▶ Given request: Repeat all the material exactly; pictures stay out of your copy.

▶ Given data:

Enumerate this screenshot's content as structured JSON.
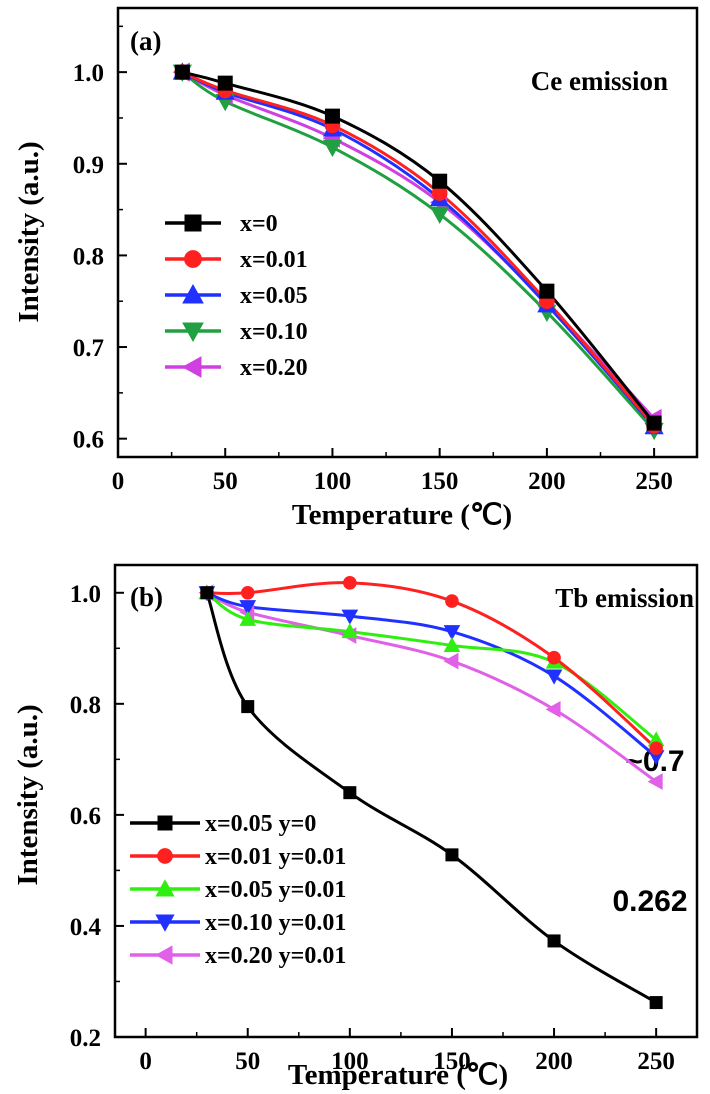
{
  "chart_data": [
    {
      "type": "line",
      "panel_label": "(a)",
      "annotation": "Ce emission",
      "xlabel": "Temperature (℃)",
      "ylabel": "Intensity (a.u.)",
      "xlim": [
        0,
        270
      ],
      "ylim": [
        0.58,
        1.07
      ],
      "x_ticks": [
        0,
        50,
        100,
        150,
        200,
        250
      ],
      "y_ticks": [
        0.6,
        0.7,
        0.8,
        0.9,
        1.0
      ],
      "y_tick_labels": [
        "0.6",
        "0.7",
        "0.8",
        "0.9",
        "1.0"
      ],
      "x": [
        30,
        50,
        100,
        150,
        200,
        250
      ],
      "series": [
        {
          "name": "x=0",
          "color": "#000000",
          "marker": "square",
          "values": [
            1.0,
            0.988,
            0.952,
            0.881,
            0.761,
            0.617
          ]
        },
        {
          "name": "x=0.01",
          "color": "#ff2020",
          "marker": "circle",
          "values": [
            1.0,
            0.98,
            0.942,
            0.868,
            0.75,
            0.614
          ]
        },
        {
          "name": "x=0.05",
          "color": "#2030ff",
          "marker": "triangle-up",
          "values": [
            1.0,
            0.978,
            0.938,
            0.862,
            0.746,
            0.613
          ]
        },
        {
          "name": "x=0.10",
          "color": "#20a040",
          "marker": "triangle-down",
          "values": [
            1.0,
            0.968,
            0.918,
            0.845,
            0.738,
            0.609
          ]
        },
        {
          "name": "x=0.20",
          "color": "#d040e0",
          "marker": "triangle-left",
          "values": [
            1.0,
            0.975,
            0.928,
            0.858,
            0.748,
            0.622
          ]
        }
      ]
    },
    {
      "type": "line",
      "panel_label": "(b)",
      "annotation": "Tb emission",
      "annotation_high": "~0.7",
      "annotation_low": "0.262",
      "xlabel": "Temperature (℃)",
      "ylabel": "Intensity (a.u.)",
      "xlim": [
        -15,
        270
      ],
      "ylim": [
        0.2,
        1.05
      ],
      "x_ticks": [
        0,
        50,
        100,
        150,
        200,
        250
      ],
      "y_ticks": [
        0.2,
        0.4,
        0.6,
        0.8,
        1.0
      ],
      "y_tick_labels": [
        "0.2",
        "0.4",
        "0.6",
        "0.8",
        "1.0"
      ],
      "x": [
        30,
        50,
        100,
        150,
        200,
        250
      ],
      "series": [
        {
          "name": "x=0.05  y=0",
          "color": "#000000",
          "marker": "square",
          "values": [
            1.0,
            0.795,
            0.64,
            0.528,
            0.373,
            0.262
          ]
        },
        {
          "name": "x=0.01  y=0.01",
          "color": "#ff2020",
          "marker": "circle",
          "values": [
            1.0,
            1.0,
            1.018,
            0.985,
            0.883,
            0.72
          ]
        },
        {
          "name": "x=0.05  y=0.01",
          "color": "#30ee10",
          "marker": "triangle-up",
          "values": [
            1.0,
            0.952,
            0.93,
            0.905,
            0.875,
            0.735
          ]
        },
        {
          "name": "x=0.10  y=0.01",
          "color": "#2030ff",
          "marker": "triangle-down",
          "values": [
            1.0,
            0.975,
            0.958,
            0.93,
            0.85,
            0.705
          ]
        },
        {
          "name": "x=0.20  y=0.01",
          "color": "#e060e8",
          "marker": "triangle-left",
          "values": [
            1.0,
            0.965,
            0.923,
            0.877,
            0.79,
            0.66
          ]
        }
      ]
    }
  ]
}
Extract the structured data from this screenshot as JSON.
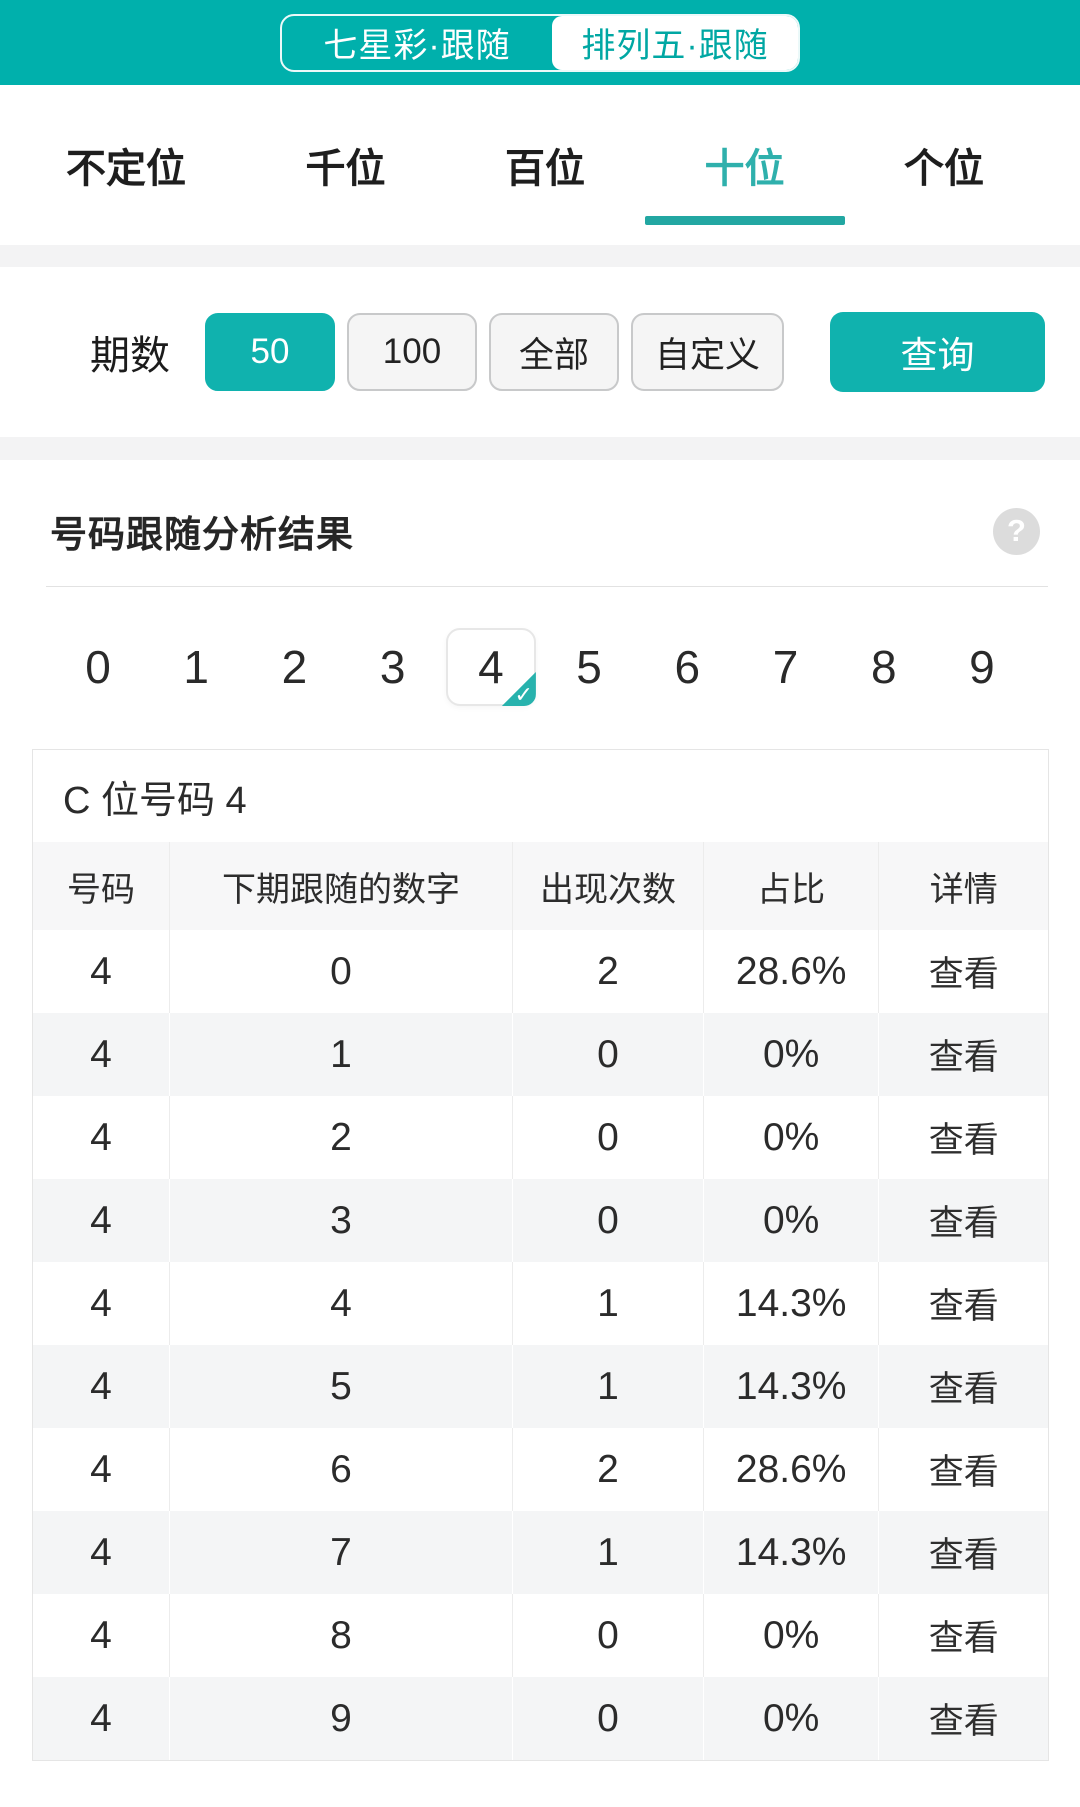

▶ Reply:
Enumerate this screenshot's content as structured JSON.
{
  "chart_data": [
    {
      "type": "line",
      "panel_label": "(a)",
      "annotation": "Ce emission",
      "xlabel": "Temperature (℃)",
      "ylabel": "Intensity (a.u.)",
      "xlim": [
        0,
        270
      ],
      "ylim": [
        0.58,
        1.07
      ],
      "x_ticks": [
        0,
        50,
        100,
        150,
        200,
        250
      ],
      "y_ticks": [
        0.6,
        0.7,
        0.8,
        0.9,
        1.0
      ],
      "y_tick_labels": [
        "0.6",
        "0.7",
        "0.8",
        "0.9",
        "1.0"
      ],
      "x": [
        30,
        50,
        100,
        150,
        200,
        250
      ],
      "series": [
        {
          "name": "x=0",
          "color": "#000000",
          "marker": "square",
          "values": [
            1.0,
            0.988,
            0.952,
            0.881,
            0.761,
            0.617
          ]
        },
        {
          "name": "x=0.01",
          "color": "#ff2020",
          "marker": "circle",
          "values": [
            1.0,
            0.98,
            0.942,
            0.868,
            0.75,
            0.614
          ]
        },
        {
          "name": "x=0.05",
          "color": "#2030ff",
          "marker": "triangle-up",
          "values": [
            1.0,
            0.978,
            0.938,
            0.862,
            0.746,
            0.613
          ]
        },
        {
          "name": "x=0.10",
          "color": "#20a040",
          "marker": "triangle-down",
          "values": [
            1.0,
            0.968,
            0.918,
            0.845,
            0.738,
            0.609
          ]
        },
        {
          "name": "x=0.20",
          "color": "#d040e0",
          "marker": "triangle-left",
          "values": [
            1.0,
            0.975,
            0.928,
            0.858,
            0.748,
            0.622
          ]
        }
      ]
    },
    {
      "type": "line",
      "panel_label": "(b)",
      "annotation": "Tb emission",
      "annotation_high": "~0.7",
      "annotation_low": "0.262",
      "xlabel": "Temperature (℃)",
      "ylabel": "Intensity (a.u.)",
      "xlim": [
        -15,
        270
      ],
      "ylim": [
        0.2,
        1.05
      ],
      "x_ticks": [
        0,
        50,
        100,
        150,
        200,
        250
      ],
      "y_ticks": [
        0.2,
        0.4,
        0.6,
        0.8,
        1.0
      ],
      "y_tick_labels": [
        "0.2",
        "0.4",
        "0.6",
        "0.8",
        "1.0"
      ],
      "x": [
        30,
        50,
        100,
        150,
        200,
        250
      ],
      "series": [
        {
          "name": "x=0.05  y=0",
          "color": "#000000",
          "marker": "square",
          "values": [
            1.0,
            0.795,
            0.64,
            0.528,
            0.373,
            0.262
          ]
        },
        {
          "name": "x=0.01  y=0.01",
          "color": "#ff2020",
          "marker": "circle",
          "values": [
            1.0,
            1.0,
            1.018,
            0.985,
            0.883,
            0.72
          ]
        },
        {
          "name": "x=0.05  y=0.01",
          "color": "#30ee10",
          "marker": "triangle-up",
          "values": [
            1.0,
            0.952,
            0.93,
            0.905,
            0.875,
            0.735
          ]
        },
        {
          "name": "x=0.10  y=0.01",
          "color": "#2030ff",
          "marker": "triangle-down",
          "values": [
            1.0,
            0.975,
            0.958,
            0.93,
            0.85,
            0.705
          ]
        },
        {
          "name": "x=0.20  y=0.01",
          "color": "#e060e8",
          "marker": "triangle-left",
          "values": [
            1.0,
            0.965,
            0.923,
            0.877,
            0.79,
            0.66
          ]
        }
      ]
    }
  ]
}
Extract the structured data from this screenshot as JSON.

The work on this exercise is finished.